**Task instructions:** How many lines of these entries hold the string "calculated"? Reply with the number alone.

Dataset entries
-- BEGIN --
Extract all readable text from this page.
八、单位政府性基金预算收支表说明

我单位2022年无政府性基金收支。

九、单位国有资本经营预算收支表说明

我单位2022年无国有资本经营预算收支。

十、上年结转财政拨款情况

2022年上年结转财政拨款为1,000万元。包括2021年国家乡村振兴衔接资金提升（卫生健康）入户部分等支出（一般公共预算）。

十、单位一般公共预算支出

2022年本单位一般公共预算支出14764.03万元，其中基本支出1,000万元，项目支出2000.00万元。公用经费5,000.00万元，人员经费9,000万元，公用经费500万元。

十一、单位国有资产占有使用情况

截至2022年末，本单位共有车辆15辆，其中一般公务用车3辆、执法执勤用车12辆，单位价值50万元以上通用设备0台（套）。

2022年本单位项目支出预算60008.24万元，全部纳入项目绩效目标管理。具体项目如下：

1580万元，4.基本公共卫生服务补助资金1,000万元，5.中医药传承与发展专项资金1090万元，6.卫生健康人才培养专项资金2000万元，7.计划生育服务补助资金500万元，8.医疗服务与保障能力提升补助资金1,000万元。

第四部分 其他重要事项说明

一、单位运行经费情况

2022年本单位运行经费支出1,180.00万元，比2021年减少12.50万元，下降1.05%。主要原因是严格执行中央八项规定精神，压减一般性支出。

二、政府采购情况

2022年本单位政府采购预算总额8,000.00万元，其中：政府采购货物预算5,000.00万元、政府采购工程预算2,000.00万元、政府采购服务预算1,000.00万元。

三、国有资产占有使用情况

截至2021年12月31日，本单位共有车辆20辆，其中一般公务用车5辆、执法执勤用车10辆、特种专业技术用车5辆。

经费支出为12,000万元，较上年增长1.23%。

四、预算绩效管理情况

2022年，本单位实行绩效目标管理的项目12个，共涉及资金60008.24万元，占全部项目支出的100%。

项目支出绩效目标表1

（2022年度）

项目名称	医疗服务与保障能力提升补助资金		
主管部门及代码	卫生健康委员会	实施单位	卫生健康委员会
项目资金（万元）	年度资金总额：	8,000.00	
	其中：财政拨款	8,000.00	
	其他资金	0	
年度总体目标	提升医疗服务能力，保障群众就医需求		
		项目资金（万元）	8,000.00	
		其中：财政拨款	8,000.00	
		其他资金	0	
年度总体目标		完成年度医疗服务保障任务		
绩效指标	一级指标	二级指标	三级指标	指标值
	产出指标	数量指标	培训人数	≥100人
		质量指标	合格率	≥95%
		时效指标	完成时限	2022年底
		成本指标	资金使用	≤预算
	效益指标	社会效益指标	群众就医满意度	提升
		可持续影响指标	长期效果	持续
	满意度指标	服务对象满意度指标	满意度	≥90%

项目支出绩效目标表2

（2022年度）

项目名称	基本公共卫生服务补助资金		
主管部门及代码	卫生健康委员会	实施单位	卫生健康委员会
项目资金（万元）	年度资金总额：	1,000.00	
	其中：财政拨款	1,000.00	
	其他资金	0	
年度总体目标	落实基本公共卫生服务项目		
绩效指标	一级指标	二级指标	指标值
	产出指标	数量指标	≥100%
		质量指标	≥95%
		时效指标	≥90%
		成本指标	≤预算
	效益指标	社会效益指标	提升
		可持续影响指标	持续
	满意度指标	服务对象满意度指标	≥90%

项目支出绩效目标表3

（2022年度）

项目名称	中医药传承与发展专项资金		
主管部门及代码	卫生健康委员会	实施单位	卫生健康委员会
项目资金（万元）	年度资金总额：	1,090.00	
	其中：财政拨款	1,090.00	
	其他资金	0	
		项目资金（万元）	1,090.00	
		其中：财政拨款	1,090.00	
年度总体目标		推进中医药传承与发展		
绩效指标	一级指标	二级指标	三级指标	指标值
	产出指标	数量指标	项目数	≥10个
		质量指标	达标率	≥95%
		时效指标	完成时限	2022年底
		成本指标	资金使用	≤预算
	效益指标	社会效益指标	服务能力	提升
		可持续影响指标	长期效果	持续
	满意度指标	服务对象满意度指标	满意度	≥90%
-- END --
-- BEGIN --
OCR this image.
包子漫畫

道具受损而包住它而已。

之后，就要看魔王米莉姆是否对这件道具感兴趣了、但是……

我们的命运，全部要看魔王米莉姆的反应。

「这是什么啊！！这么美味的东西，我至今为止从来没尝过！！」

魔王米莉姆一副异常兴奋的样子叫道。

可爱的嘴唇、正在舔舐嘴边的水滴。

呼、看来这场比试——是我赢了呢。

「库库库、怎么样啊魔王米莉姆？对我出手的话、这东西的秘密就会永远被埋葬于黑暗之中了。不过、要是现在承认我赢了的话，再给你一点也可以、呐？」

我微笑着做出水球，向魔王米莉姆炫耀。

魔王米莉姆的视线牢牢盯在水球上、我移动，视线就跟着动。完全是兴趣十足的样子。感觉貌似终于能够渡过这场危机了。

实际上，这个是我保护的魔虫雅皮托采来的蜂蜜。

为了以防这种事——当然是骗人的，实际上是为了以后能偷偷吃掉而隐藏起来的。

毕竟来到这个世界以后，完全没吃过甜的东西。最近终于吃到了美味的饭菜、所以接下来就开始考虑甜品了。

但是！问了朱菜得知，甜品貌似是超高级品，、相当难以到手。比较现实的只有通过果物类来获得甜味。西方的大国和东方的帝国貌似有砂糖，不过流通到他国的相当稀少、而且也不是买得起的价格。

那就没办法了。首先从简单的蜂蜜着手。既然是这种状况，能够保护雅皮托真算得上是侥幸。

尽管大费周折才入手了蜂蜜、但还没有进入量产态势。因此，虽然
-- END --
-- BEGIN --
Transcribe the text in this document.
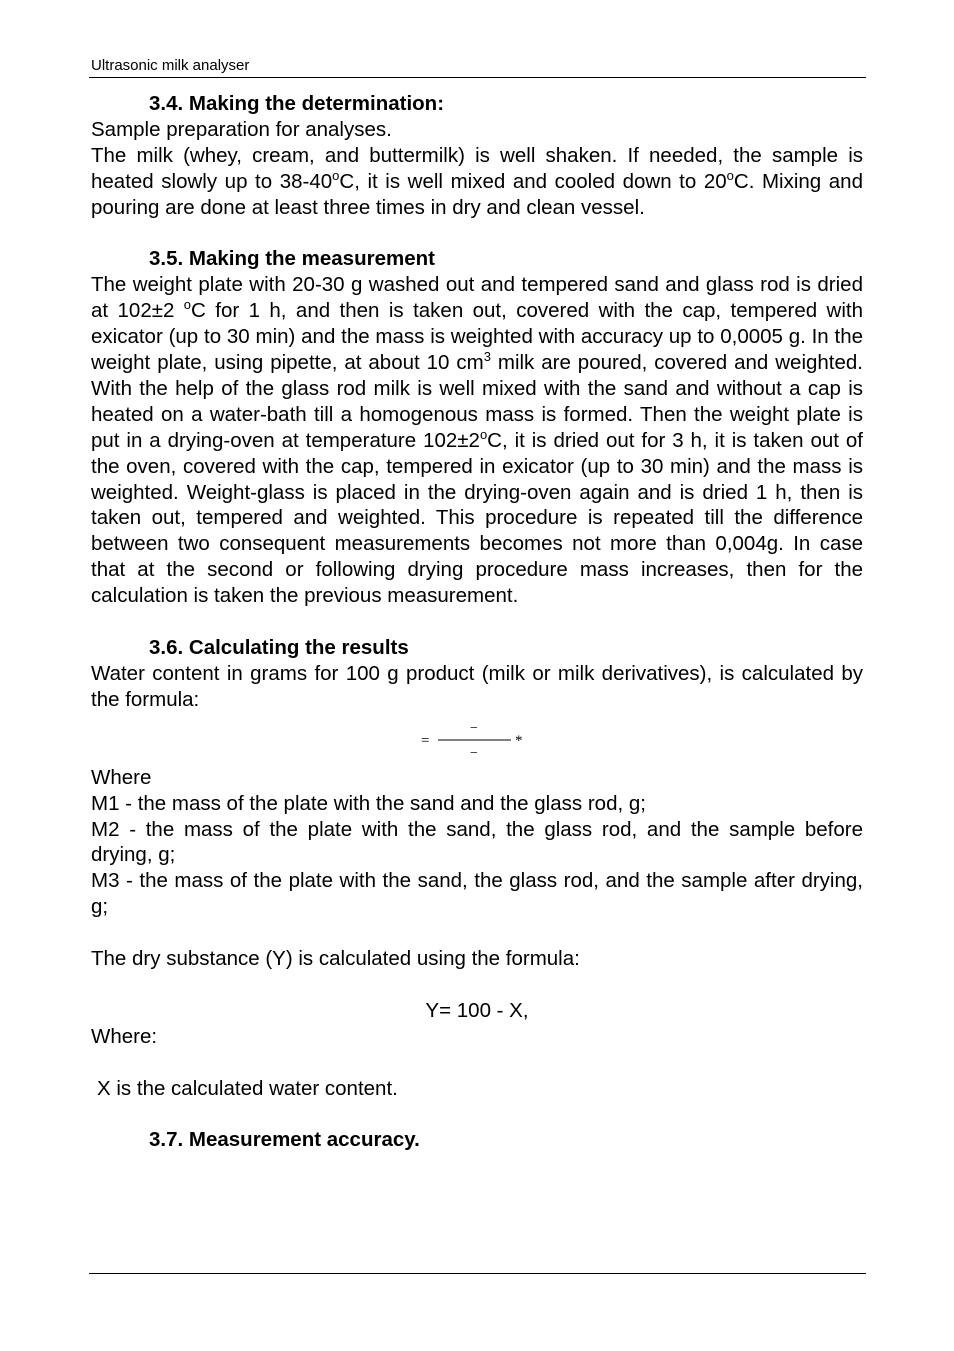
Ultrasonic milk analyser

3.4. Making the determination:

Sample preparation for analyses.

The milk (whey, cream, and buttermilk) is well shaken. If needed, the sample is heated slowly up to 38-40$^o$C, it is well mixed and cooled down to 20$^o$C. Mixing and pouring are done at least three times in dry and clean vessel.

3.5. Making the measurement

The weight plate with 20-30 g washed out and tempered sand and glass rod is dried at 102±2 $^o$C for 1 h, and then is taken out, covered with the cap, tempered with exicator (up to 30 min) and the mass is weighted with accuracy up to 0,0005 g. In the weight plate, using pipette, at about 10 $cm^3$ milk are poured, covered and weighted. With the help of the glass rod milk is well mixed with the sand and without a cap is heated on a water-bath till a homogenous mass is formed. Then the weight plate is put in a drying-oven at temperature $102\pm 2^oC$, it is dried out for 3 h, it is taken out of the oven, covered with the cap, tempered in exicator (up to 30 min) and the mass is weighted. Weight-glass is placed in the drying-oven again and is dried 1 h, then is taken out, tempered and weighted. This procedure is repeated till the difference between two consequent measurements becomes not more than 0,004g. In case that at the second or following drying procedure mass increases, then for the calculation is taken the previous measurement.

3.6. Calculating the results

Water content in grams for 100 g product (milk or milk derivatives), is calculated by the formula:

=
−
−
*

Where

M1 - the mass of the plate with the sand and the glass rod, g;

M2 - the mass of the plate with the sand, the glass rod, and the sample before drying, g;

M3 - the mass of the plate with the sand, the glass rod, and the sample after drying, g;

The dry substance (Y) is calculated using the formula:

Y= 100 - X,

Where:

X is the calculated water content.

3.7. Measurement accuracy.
-- END --
**The result:** 3